**Records to process**
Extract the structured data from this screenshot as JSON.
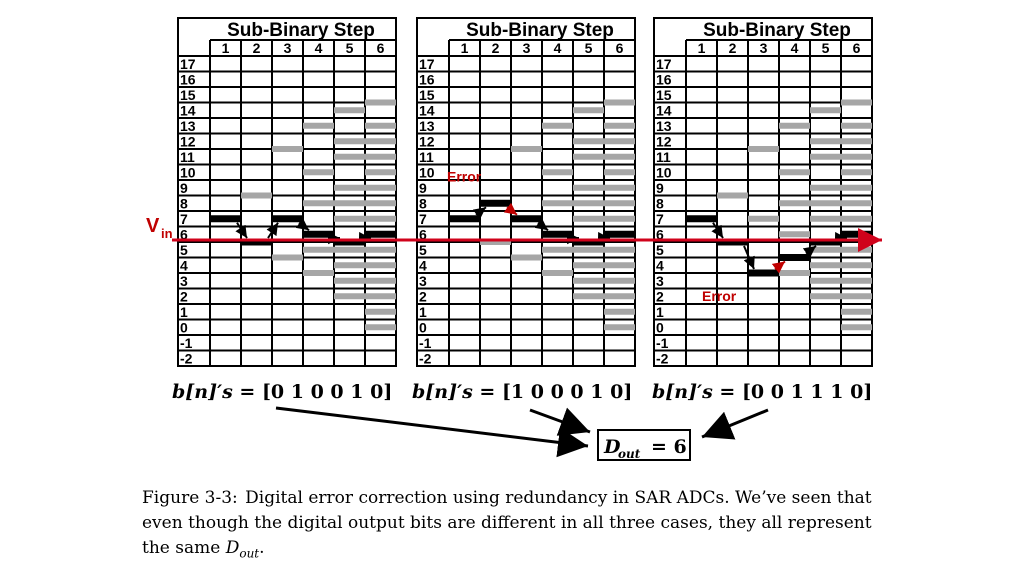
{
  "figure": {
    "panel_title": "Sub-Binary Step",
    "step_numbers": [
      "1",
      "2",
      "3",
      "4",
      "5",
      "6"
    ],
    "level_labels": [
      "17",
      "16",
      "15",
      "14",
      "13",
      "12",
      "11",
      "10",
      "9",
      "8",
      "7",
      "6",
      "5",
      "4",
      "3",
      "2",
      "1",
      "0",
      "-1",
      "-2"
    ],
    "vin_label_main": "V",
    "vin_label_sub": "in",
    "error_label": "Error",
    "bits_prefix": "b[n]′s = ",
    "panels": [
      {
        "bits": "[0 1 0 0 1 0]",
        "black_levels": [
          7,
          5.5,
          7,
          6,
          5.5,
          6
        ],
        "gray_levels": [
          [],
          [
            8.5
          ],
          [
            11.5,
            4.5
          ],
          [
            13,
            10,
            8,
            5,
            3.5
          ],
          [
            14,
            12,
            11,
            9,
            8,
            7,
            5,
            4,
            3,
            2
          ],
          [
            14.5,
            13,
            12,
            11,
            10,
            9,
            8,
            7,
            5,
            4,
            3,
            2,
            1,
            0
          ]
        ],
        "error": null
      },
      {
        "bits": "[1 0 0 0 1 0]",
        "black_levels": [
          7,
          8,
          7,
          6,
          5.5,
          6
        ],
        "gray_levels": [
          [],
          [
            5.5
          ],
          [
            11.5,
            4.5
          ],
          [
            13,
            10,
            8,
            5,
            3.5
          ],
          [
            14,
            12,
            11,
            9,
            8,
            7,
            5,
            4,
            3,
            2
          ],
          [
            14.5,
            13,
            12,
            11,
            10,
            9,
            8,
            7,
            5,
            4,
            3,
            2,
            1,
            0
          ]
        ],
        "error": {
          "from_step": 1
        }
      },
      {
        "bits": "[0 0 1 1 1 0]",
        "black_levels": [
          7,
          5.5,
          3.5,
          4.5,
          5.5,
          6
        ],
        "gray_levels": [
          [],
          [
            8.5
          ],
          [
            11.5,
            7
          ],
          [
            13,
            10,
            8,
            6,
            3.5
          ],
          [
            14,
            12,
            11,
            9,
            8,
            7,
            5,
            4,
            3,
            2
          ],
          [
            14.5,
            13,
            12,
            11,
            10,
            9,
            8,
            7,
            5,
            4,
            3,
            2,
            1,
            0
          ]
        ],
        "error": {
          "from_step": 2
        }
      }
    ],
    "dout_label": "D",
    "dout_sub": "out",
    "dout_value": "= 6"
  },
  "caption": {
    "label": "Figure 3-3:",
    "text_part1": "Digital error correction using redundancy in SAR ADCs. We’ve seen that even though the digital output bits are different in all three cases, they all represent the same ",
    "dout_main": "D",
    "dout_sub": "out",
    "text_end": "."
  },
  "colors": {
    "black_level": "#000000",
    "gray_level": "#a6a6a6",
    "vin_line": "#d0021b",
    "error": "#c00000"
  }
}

**What is asked**
Each record must be quoted in full and exactly. Do not include the pictures.

**Worked answer**
Extract the structured data from this screenshot as JSON.
{
  "figure": {
    "panel_title": "Sub-Binary Step",
    "step_numbers": [
      "1",
      "2",
      "3",
      "4",
      "5",
      "6"
    ],
    "level_labels": [
      "17",
      "16",
      "15",
      "14",
      "13",
      "12",
      "11",
      "10",
      "9",
      "8",
      "7",
      "6",
      "5",
      "4",
      "3",
      "2",
      "1",
      "0",
      "-1",
      "-2"
    ],
    "vin_label_main": "V",
    "vin_label_sub": "in",
    "error_label": "Error",
    "bits_prefix": "b[n]′s = ",
    "panels": [
      {
        "bits": "[0 1 0 0 1 0]",
        "black_levels": [
          7,
          5.5,
          7,
          6,
          5.5,
          6
        ],
        "gray_levels": [
          [],
          [
            8.5
          ],
          [
            11.5,
            4.5
          ],
          [
            13,
            10,
            8,
            5,
            3.5
          ],
          [
            14,
            12,
            11,
            9,
            8,
            7,
            5,
            4,
            3,
            2
          ],
          [
            14.5,
            13,
            12,
            11,
            10,
            9,
            8,
            7,
            5,
            4,
            3,
            2,
            1,
            0
          ]
        ],
        "error": null
      },
      {
        "bits": "[1 0 0 0 1 0]",
        "black_levels": [
          7,
          8,
          7,
          6,
          5.5,
          6
        ],
        "gray_levels": [
          [],
          [
            5.5
          ],
          [
            11.5,
            4.5
          ],
          [
            13,
            10,
            8,
            5,
            3.5
          ],
          [
            14,
            12,
            11,
            9,
            8,
            7,
            5,
            4,
            3,
            2
          ],
          [
            14.5,
            13,
            12,
            11,
            10,
            9,
            8,
            7,
            5,
            4,
            3,
            2,
            1,
            0
          ]
        ],
        "error": {
          "from_step": 1
        }
      },
      {
        "bits": "[0 0 1 1 1 0]",
        "black_levels": [
          7,
          5.5,
          3.5,
          4.5,
          5.5,
          6
        ],
        "gray_levels": [
          [],
          [
            8.5
          ],
          [
            11.5,
            7
          ],
          [
            13,
            10,
            8,
            6,
            3.5
          ],
          [
            14,
            12,
            11,
            9,
            8,
            7,
            5,
            4,
            3,
            2
          ],
          [
            14.5,
            13,
            12,
            11,
            10,
            9,
            8,
            7,
            5,
            4,
            3,
            2,
            1,
            0
          ]
        ],
        "error": {
          "from_step": 2
        }
      }
    ],
    "dout_label": "D",
    "dout_sub": "out",
    "dout_value": "= 6"
  },
  "caption": {
    "label": "Figure 3-3:",
    "text_part1": "Digital error correction using redundancy in SAR ADCs. We’ve seen that even though the digital output bits are different in all three cases, they all represent the same ",
    "dout_main": "D",
    "dout_sub": "out",
    "text_end": "."
  },
  "colors": {
    "black_level": "#000000",
    "gray_level": "#a6a6a6",
    "vin_line": "#d0021b",
    "error": "#c00000"
  }
}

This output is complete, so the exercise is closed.